> _STATED GOAL_: In the data that follows, count each line holding the string "alla"; answer with the number only.

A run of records
################
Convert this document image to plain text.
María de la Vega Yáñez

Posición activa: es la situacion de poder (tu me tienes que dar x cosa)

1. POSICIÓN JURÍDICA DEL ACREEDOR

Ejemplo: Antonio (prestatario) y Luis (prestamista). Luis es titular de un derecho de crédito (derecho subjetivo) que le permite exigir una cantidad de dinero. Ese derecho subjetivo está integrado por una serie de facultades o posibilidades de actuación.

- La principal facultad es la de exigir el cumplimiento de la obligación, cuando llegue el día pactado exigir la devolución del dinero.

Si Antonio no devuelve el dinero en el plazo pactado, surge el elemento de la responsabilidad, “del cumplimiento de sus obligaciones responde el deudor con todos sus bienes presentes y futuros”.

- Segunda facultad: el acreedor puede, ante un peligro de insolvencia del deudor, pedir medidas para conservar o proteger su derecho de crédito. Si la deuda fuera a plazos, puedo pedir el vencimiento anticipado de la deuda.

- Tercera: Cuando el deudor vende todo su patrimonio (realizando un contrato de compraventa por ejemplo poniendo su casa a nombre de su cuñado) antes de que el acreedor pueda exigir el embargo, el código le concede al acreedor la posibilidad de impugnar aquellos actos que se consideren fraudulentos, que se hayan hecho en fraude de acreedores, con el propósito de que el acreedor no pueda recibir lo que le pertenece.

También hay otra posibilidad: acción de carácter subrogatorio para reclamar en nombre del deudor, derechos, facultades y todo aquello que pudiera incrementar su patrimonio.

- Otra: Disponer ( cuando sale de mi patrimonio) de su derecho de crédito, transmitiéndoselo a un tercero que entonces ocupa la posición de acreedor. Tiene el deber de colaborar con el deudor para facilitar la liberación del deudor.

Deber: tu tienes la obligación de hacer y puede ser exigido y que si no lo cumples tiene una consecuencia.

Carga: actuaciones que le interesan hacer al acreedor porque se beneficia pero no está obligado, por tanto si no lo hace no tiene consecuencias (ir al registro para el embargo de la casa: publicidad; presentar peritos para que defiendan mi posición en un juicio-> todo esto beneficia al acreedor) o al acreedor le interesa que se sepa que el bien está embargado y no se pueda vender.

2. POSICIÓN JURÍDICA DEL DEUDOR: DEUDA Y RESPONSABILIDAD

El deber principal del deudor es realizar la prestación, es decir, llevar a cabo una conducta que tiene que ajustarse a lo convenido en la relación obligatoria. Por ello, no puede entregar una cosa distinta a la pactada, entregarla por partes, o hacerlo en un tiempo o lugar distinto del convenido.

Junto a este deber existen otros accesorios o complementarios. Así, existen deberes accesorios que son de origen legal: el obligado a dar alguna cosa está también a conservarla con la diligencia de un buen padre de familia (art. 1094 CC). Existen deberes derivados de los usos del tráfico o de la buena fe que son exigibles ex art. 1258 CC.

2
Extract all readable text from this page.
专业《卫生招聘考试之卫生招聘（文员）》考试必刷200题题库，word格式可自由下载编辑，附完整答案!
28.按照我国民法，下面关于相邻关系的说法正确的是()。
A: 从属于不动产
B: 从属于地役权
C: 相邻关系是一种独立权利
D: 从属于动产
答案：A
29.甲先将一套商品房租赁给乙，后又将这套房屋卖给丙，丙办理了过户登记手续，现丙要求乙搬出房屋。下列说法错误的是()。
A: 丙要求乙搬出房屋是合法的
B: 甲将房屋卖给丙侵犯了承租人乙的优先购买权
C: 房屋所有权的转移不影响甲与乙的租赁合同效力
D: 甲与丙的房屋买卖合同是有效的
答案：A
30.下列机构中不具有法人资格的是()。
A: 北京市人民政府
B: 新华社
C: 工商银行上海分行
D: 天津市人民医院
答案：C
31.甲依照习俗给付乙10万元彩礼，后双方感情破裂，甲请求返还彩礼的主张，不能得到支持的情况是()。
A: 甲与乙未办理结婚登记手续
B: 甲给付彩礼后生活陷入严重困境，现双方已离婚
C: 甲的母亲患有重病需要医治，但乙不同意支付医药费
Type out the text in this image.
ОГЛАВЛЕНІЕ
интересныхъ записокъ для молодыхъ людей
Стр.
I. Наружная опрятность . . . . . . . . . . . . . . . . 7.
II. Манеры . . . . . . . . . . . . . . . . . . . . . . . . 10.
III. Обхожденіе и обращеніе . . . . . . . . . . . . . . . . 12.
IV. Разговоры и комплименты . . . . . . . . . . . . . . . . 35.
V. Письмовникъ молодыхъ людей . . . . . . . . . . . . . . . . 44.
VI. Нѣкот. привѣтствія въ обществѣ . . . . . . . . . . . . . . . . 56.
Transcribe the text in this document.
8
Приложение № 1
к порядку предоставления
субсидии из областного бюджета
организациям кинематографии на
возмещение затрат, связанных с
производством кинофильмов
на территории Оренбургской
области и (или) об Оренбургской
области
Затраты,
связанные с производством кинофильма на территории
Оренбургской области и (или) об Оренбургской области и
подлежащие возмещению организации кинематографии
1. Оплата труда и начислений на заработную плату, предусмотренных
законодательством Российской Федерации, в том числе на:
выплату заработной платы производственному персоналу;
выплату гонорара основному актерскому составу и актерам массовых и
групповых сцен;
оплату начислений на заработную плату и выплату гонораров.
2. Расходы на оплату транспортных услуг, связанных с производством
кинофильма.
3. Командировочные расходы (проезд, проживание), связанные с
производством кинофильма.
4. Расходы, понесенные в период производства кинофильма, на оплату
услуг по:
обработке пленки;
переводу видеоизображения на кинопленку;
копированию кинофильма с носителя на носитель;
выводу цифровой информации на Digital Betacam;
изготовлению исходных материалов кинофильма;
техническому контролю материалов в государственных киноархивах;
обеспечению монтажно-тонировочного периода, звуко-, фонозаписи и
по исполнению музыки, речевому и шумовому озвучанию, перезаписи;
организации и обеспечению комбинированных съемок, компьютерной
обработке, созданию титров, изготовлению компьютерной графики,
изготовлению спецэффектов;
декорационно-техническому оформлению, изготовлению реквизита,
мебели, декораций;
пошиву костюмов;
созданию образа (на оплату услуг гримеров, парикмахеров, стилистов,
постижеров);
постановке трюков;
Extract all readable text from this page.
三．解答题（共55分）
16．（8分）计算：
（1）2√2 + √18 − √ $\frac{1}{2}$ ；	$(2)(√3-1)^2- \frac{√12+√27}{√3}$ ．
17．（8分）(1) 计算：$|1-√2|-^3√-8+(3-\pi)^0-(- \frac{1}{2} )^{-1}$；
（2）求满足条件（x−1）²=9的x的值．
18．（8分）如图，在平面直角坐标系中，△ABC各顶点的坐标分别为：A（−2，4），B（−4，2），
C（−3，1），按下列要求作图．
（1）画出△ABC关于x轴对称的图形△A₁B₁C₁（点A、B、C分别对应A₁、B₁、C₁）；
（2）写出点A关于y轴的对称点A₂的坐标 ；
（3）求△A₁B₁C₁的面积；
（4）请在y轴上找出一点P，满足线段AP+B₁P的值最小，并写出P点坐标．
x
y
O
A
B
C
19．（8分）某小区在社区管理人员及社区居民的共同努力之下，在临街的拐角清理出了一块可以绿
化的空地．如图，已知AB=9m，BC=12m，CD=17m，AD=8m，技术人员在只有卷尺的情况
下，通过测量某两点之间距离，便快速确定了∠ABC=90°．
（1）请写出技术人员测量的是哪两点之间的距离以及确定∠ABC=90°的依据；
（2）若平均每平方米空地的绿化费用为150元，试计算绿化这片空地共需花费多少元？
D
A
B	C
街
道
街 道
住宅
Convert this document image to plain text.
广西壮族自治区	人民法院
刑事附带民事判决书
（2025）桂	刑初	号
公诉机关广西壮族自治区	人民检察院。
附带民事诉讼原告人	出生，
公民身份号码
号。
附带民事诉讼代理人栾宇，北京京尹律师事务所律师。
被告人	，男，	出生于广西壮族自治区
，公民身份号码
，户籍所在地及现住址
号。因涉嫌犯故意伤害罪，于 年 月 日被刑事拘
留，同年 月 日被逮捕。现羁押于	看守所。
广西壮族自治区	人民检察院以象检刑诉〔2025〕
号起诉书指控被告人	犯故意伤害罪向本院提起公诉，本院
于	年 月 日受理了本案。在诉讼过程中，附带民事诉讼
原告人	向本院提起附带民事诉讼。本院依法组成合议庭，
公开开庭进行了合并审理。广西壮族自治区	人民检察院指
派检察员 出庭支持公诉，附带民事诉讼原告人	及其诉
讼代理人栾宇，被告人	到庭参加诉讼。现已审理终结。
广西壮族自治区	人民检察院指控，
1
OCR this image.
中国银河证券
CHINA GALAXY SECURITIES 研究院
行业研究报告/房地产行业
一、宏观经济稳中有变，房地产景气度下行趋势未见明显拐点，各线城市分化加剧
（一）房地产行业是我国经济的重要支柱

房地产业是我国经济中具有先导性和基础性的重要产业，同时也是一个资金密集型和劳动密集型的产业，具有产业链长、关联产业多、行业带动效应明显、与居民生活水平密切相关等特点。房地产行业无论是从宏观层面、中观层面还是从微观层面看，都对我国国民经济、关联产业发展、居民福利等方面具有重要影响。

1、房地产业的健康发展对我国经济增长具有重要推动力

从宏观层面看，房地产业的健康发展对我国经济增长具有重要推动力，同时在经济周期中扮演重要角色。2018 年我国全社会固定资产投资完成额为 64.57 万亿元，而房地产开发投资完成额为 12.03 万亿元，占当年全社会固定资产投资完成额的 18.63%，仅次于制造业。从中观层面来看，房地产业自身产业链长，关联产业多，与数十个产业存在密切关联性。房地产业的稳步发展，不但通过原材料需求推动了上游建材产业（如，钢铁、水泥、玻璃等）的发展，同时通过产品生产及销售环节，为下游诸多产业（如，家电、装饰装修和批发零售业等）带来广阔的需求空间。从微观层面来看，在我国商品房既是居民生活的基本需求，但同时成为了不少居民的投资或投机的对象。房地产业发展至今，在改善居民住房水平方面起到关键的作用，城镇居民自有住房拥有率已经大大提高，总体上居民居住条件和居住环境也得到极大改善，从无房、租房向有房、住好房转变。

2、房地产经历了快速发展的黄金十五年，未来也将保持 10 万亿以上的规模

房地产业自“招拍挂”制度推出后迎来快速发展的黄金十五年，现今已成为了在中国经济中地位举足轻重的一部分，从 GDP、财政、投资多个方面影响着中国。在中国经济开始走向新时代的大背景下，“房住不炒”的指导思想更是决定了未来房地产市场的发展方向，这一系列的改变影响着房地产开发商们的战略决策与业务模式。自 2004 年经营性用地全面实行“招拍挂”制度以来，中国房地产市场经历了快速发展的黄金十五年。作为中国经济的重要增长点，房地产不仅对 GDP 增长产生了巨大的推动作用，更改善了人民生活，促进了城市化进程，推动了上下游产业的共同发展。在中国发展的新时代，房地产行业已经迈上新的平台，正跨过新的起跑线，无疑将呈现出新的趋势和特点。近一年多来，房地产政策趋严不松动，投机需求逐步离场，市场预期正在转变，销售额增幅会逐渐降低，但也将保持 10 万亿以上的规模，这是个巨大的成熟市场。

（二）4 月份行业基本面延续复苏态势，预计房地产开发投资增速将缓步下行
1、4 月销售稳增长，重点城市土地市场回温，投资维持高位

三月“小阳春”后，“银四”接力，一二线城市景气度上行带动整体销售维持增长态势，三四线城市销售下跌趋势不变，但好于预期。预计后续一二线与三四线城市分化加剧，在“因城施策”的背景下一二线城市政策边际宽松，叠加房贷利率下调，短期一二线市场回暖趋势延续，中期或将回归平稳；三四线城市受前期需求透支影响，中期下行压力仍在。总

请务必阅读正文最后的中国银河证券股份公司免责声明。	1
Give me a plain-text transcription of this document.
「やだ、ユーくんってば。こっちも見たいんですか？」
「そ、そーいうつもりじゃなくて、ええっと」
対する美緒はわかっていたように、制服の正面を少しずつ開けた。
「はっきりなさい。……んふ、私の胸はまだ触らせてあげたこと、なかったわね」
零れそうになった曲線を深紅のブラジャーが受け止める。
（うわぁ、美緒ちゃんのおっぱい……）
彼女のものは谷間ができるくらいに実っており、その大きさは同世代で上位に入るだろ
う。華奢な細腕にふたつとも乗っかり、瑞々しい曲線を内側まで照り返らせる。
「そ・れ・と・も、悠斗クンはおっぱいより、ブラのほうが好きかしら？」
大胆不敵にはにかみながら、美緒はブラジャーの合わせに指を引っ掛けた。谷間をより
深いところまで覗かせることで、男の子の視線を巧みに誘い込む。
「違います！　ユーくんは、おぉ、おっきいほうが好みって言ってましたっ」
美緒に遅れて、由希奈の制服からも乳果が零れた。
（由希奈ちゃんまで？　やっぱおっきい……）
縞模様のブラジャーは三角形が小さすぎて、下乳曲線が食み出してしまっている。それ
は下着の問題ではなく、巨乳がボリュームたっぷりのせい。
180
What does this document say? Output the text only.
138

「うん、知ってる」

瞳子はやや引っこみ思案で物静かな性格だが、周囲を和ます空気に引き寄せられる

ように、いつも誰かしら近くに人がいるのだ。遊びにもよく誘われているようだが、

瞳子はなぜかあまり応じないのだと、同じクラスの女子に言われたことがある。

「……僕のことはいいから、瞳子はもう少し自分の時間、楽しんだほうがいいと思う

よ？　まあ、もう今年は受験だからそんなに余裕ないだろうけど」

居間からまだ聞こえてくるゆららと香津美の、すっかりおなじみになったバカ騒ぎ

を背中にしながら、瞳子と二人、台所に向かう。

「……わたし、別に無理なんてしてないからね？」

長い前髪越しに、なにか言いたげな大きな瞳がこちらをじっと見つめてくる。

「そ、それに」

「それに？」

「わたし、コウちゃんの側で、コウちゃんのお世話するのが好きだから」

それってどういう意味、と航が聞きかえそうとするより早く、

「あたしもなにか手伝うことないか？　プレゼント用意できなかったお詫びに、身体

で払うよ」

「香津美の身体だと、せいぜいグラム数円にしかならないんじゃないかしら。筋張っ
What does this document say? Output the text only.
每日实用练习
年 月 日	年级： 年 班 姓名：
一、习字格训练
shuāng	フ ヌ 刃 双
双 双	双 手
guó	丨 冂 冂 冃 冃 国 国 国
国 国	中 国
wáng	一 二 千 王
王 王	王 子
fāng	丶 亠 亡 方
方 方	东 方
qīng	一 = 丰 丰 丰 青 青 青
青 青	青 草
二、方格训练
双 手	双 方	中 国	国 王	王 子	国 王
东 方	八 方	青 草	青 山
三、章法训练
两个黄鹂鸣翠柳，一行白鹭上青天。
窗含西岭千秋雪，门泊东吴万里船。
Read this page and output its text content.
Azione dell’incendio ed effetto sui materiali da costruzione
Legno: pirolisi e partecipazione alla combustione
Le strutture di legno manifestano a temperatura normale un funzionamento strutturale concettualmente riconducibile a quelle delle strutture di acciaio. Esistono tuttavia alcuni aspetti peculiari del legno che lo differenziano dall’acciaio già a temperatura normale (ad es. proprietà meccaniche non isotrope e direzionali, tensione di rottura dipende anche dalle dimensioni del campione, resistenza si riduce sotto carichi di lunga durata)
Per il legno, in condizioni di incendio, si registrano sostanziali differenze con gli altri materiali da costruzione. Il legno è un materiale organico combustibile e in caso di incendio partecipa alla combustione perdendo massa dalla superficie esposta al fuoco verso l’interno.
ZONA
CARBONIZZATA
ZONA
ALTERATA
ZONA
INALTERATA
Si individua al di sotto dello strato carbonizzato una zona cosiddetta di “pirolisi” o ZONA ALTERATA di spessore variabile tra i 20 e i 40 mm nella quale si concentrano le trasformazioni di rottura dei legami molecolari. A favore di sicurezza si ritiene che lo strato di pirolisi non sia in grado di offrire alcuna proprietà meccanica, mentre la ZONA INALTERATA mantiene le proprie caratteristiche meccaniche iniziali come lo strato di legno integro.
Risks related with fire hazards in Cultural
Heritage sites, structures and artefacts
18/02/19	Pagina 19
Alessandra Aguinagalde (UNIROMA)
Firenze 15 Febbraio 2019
################
> _EXERCISE RESPONSE_: 2